> STATED PROBLEM
Pick out every line holding the string "type" and copy it.

> DATASET ENTRIES
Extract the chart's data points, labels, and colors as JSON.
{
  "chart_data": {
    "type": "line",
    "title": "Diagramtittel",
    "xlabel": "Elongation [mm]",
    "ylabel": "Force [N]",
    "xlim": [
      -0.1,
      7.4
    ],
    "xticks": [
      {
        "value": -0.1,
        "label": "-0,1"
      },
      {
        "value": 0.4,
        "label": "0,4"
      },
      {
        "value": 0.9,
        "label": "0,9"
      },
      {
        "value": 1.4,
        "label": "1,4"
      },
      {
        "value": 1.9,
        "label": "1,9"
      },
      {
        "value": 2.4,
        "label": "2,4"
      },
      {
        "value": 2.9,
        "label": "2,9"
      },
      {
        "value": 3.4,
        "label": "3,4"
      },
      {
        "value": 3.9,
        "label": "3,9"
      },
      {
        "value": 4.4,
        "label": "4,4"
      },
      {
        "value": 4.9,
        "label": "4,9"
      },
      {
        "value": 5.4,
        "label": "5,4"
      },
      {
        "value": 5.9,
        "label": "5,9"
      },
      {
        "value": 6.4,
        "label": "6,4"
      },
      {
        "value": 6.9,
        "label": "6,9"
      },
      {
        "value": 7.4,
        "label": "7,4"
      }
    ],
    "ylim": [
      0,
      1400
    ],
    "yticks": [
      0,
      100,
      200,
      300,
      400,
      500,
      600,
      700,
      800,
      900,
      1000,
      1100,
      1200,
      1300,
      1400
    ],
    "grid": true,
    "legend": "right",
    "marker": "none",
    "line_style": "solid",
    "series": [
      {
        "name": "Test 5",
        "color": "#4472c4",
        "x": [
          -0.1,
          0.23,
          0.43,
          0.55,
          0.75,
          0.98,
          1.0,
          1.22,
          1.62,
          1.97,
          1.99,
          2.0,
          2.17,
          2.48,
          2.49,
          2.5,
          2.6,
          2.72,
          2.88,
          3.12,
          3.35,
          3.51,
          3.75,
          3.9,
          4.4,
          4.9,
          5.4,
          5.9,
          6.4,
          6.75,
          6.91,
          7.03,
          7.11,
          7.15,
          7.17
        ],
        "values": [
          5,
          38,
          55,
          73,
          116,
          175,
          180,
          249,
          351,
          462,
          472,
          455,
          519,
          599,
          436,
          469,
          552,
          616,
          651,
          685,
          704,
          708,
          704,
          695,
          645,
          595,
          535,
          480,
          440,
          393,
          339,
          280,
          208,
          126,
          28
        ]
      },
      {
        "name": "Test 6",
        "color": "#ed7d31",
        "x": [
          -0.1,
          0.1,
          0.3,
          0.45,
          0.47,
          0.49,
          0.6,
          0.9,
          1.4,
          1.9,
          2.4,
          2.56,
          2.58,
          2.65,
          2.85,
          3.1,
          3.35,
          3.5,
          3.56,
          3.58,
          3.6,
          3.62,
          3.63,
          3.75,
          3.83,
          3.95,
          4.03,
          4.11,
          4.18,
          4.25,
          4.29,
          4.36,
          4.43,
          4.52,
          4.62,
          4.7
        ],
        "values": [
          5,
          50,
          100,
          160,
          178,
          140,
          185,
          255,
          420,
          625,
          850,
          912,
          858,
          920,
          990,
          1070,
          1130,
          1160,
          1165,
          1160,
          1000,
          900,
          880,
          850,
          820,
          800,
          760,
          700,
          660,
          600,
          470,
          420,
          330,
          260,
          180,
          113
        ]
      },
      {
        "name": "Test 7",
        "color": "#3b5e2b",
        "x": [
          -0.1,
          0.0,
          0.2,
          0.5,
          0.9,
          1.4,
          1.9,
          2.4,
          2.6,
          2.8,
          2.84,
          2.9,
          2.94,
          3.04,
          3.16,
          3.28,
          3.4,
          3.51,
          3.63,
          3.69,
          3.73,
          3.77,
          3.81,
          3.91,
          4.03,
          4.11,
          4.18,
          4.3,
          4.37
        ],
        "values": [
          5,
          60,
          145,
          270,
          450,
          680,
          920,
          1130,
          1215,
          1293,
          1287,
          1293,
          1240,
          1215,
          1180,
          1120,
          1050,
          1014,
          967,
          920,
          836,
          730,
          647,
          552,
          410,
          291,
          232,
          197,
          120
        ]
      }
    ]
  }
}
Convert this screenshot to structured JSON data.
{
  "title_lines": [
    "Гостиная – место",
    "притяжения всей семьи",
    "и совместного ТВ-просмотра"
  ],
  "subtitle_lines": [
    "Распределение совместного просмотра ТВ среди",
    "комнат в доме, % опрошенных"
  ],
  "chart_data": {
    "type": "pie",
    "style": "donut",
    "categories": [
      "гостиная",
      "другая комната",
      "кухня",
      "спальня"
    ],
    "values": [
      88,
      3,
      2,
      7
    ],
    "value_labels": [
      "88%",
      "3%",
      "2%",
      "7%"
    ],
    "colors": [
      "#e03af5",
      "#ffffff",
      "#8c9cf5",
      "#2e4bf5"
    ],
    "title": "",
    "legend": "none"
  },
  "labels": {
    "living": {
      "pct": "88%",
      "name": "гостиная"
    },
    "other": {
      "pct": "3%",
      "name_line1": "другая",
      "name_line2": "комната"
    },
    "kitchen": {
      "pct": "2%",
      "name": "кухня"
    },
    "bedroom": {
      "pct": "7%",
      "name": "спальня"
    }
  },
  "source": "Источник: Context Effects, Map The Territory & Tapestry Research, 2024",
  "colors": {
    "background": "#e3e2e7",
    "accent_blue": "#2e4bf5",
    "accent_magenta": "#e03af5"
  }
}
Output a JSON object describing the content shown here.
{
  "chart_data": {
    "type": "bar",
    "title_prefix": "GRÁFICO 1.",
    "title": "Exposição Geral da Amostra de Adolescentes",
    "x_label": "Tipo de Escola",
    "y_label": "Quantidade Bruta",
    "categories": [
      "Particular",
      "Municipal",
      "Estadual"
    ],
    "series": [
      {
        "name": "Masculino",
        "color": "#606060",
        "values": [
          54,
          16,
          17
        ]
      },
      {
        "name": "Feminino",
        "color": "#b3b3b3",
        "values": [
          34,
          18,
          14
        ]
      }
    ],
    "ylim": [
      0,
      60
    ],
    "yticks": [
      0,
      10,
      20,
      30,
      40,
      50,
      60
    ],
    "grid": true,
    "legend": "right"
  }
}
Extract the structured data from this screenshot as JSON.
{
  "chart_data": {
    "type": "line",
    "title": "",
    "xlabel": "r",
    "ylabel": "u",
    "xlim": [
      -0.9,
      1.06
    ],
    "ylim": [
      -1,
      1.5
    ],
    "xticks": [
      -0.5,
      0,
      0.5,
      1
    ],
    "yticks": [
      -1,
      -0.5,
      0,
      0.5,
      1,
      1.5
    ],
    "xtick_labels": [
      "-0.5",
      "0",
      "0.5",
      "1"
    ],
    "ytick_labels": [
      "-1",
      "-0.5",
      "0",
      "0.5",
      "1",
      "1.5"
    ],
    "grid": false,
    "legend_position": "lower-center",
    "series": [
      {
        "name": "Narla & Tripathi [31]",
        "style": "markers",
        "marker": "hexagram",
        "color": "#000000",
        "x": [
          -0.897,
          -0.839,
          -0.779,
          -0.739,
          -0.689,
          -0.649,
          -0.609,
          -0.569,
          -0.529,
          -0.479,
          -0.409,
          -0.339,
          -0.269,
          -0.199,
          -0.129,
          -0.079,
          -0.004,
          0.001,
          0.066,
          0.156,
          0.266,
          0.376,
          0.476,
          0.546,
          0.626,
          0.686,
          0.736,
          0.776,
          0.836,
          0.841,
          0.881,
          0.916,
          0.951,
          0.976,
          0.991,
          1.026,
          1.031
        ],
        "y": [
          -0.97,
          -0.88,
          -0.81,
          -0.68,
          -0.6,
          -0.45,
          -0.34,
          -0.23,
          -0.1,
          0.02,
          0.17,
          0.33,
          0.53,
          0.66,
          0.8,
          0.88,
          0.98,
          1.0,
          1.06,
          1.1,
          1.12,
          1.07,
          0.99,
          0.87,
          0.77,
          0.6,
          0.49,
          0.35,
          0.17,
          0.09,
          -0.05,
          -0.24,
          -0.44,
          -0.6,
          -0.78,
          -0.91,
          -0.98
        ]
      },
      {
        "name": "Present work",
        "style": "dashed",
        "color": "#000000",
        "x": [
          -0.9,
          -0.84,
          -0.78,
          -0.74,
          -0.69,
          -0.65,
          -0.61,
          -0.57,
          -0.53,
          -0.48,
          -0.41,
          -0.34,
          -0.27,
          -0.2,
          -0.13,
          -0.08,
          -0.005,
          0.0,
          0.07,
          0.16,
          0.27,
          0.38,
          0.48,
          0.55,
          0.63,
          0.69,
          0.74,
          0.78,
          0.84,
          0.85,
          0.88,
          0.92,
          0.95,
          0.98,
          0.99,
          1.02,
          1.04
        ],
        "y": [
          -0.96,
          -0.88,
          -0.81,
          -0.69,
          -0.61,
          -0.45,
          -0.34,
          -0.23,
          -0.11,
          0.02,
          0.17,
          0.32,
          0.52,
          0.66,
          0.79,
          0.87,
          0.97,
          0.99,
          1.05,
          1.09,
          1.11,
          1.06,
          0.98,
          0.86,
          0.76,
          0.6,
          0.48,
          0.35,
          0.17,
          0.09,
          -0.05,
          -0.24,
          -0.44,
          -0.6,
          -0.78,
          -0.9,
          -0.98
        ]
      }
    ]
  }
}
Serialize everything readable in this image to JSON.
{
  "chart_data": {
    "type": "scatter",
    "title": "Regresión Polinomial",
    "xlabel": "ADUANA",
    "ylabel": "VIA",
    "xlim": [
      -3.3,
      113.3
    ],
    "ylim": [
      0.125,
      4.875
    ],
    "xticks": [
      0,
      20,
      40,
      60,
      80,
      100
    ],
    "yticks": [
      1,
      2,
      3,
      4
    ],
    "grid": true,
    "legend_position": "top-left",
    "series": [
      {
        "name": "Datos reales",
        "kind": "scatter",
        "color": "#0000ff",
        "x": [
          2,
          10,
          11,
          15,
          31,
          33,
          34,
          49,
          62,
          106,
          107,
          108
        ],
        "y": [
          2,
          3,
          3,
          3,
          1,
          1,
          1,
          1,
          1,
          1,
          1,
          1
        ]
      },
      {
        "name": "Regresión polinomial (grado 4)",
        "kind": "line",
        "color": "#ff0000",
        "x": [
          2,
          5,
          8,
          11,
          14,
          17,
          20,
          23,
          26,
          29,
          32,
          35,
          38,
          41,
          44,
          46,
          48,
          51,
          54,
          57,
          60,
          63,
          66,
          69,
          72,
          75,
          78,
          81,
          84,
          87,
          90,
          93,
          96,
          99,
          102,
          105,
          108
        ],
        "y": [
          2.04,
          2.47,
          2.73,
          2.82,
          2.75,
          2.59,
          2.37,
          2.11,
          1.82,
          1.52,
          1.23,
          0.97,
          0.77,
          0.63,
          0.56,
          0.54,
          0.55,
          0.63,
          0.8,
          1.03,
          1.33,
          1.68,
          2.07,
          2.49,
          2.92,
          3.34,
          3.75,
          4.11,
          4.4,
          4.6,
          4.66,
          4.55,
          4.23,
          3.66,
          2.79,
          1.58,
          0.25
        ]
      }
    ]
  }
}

> PROBLEM SOLUTION
    "type": "line",
    "type": "pie",
    "type": "bar",
    "type": "line",
    "type": "scatter",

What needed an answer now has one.